= Working data =
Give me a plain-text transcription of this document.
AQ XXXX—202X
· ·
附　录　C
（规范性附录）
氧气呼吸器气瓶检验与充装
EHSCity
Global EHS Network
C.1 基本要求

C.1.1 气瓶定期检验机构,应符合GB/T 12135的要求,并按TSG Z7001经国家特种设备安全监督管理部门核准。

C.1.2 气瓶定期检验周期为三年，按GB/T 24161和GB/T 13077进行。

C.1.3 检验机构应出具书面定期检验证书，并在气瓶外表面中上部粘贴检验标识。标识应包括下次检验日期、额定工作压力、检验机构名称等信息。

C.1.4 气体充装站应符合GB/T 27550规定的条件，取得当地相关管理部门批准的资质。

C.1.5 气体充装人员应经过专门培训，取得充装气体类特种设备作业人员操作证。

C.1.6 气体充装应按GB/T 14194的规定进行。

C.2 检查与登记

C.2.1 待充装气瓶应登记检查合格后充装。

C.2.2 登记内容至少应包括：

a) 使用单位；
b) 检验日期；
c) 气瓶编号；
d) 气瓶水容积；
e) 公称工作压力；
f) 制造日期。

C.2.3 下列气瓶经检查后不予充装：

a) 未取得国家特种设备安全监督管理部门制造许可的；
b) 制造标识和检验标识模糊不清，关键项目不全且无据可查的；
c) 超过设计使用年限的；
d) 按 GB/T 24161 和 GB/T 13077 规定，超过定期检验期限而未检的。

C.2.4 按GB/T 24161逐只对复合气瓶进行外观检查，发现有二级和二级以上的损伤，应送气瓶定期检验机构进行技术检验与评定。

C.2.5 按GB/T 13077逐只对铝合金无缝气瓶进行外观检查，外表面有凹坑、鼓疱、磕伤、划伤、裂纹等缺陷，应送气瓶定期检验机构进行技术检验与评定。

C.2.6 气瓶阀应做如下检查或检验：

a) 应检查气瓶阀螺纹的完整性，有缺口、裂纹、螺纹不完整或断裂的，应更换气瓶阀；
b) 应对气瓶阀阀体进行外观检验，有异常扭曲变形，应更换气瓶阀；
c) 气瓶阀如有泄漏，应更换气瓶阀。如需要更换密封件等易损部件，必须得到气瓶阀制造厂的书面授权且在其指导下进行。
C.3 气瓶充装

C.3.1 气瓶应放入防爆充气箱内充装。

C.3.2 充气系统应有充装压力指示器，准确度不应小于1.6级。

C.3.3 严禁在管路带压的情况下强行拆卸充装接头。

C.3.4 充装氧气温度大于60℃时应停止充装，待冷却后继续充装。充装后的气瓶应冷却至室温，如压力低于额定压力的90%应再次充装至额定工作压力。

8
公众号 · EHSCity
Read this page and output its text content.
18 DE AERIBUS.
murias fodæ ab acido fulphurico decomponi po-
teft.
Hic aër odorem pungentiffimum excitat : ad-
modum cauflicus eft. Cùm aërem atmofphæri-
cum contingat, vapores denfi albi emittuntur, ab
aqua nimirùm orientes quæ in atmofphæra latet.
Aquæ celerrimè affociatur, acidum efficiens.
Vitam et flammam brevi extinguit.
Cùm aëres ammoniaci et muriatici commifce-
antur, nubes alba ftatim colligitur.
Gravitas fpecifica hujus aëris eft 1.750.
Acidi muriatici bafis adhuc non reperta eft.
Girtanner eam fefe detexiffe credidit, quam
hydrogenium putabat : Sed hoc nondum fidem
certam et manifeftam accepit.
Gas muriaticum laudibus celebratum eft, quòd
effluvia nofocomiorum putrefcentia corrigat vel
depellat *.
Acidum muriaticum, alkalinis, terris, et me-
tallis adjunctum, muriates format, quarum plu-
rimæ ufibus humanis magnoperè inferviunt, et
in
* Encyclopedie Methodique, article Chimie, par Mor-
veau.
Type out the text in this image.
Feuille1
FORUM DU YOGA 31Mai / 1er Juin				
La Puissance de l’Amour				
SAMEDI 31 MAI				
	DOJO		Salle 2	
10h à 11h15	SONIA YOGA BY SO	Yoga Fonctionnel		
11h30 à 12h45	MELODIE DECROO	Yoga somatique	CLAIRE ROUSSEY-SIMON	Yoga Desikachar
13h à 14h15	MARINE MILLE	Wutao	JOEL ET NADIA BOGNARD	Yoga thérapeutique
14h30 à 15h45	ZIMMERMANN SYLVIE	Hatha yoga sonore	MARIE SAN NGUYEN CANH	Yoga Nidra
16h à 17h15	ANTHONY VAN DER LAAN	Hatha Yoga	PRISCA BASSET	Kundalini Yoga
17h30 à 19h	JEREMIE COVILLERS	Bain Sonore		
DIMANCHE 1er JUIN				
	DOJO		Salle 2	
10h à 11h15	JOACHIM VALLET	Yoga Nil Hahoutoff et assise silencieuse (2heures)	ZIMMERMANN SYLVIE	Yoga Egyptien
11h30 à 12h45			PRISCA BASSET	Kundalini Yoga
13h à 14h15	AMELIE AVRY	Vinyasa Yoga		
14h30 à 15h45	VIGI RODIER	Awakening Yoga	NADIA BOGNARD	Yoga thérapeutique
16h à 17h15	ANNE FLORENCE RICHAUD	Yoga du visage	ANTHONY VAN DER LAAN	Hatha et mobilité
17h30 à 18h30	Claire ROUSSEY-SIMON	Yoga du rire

= What to do =
Point out every line holding the string "muriaticum" and copy it.

= Result below =
Gas muriaticum laudibus celebratum eft, quòd
Acidum muriaticum, alkalinis, terris, et me-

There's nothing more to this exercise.